# EXERCISE GOAL
Turn the stretch of the records below, from the line containing "scale-tick-100: 100km: [364, 517, 398, 531]" through the line containing "bottom-lon-label: 119°0′E: [262, 496, 298, 508]", both included, into a Markdown table. Use two columns, No. and Text, with a row number and the line in each row, and leave out blank lines.

>> begin

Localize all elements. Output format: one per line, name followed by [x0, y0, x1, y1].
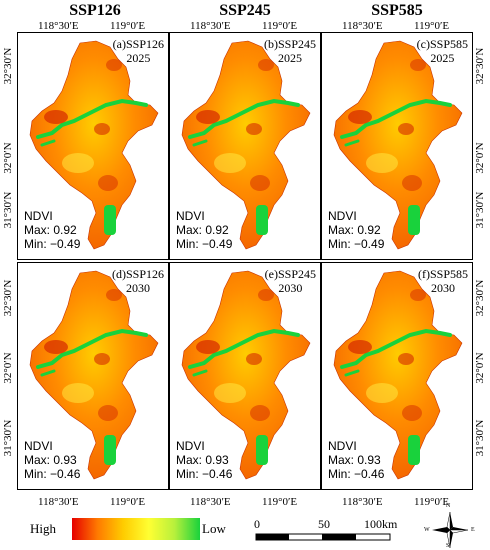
scale-tick-100: 100km: [364, 517, 398, 531]
compass-s: S: [446, 543, 450, 549]
map-panel-e: (e)SSP245 2030 NDVI Max: 0.93 Min: −0.46: [169, 262, 321, 490]
compass-n: N: [446, 503, 451, 509]
bottom-lon-label: 119°0′E: [414, 496, 450, 508]
bottom-lon-label: 119°0′E: [262, 496, 298, 508]
left-lat-label: 32°0′N: [2, 352, 14, 384]
column-title-ssp585: SSP585: [371, 2, 423, 19]
legend-color-ramp: [72, 518, 200, 540]
right-lat-label: 32°0′N: [474, 352, 486, 384]
panel-label: (d)SSP126 2030: [111, 267, 164, 295]
bottom-lon-label: 118°30′E: [38, 496, 79, 508]
compass-rose-icon: [432, 511, 469, 549]
panel-label: (c)SSP585 2025: [416, 37, 468, 65]
panel-stats: NDVI Max: 0.93 Min: −0.46: [328, 439, 385, 481]
map-panel-d: (d)SSP126 2030 NDVI Max: 0.93 Min: −0.46: [17, 262, 169, 490]
map-panel-a: (a)SSP126 2025 NDVI Max: 0.92 Min: −0.49: [17, 32, 169, 260]
panel-label: (f)SSP585 2030: [417, 267, 468, 295]
scale-tick-50: 50: [318, 517, 330, 531]
top-lon-label: 119°0′E: [414, 20, 450, 32]
right-lat-label: 32°30′N: [474, 279, 486, 317]
right-lat-label: 31°30′N: [474, 191, 486, 229]
right-lat-label: 32°30′N: [474, 47, 486, 85]
top-lon-label: 118°30′E: [190, 20, 231, 32]
column-title-ssp126: SSP126: [69, 2, 121, 19]
bottom-lon-label: 118°30′E: [190, 496, 231, 508]
compass-w: W: [424, 527, 430, 533]
legend-low-label: Low: [202, 521, 226, 536]
panel-stats: NDVI Max: 0.93 Min: −0.46: [176, 439, 233, 481]
legend-high-label: High: [30, 521, 56, 536]
top-lon-label: 118°30′E: [342, 20, 383, 32]
panel-label: (a)SSP126 2025: [112, 37, 164, 65]
map-panel-f: (f)SSP585 2030 NDVI Max: 0.93 Min: −0.46: [321, 262, 473, 490]
right-lat-label: 31°30′N: [474, 419, 486, 457]
top-lon-label: 118°30′E: [38, 20, 79, 32]
panel-label: (e)SSP245 2030: [264, 267, 316, 295]
compass-e: E: [471, 527, 475, 533]
panel-label: (b)SSP245 2025: [263, 37, 316, 65]
map-panel-c: (c)SSP585 2025 NDVI Max: 0.92 Min: −0.49: [321, 32, 473, 260]
bottom-lon-label: 118°30′E: [342, 496, 383, 508]
panel-stats: NDVI Max: 0.93 Min: −0.46: [24, 439, 81, 481]
left-lat-label: 32°0′N: [2, 142, 14, 174]
panel-stats: NDVI Max: 0.92 Min: −0.49: [328, 209, 385, 251]
column-title-ssp245: SSP245: [219, 2, 271, 19]
left-lat-label: 31°30′N: [2, 191, 14, 229]
left-lat-label: 31°30′N: [2, 419, 14, 457]
map-panel-b: (b)SSP245 2025 NDVI Max: 0.92 Min: −0.49: [169, 32, 321, 260]
panel-stats: NDVI Max: 0.92 Min: −0.49: [176, 209, 233, 251]
left-lat-label: 32°30′N: [2, 279, 14, 317]
scale-bar: [255, 533, 391, 541]
panel-stats: NDVI Max: 0.92 Min: −0.49: [24, 209, 81, 251]
bottom-lon-label: 119°0′E: [110, 496, 146, 508]
top-lon-label: 119°0′E: [110, 20, 146, 32]
top-lon-label: 119°0′E: [262, 20, 298, 32]
right-lat-label: 32°0′N: [474, 142, 486, 174]
left-lat-label: 32°30′N: [2, 47, 14, 85]
scale-tick-0: 0: [254, 517, 260, 531]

>> end

# RESPONSE BELOW
| No. | Text |
|---|---|
| 1 | scale-tick-100: 100km: [364, 517, 398, 531] |
| 2 | compass-s: S: [446, 543, 450, 549] |
| 3 | map-panel-e: (e)SSP245 2030 NDVI Max: 0.93 Min: −0.46: [169, 262, 321, 490] |
| 4 | compass-n: N: [446, 503, 451, 509] |
| 5 | bottom-lon-label: 119°0′E: [414, 496, 450, 508] |
| 6 | bottom-lon-label: 119°0′E: [262, 496, 298, 508] |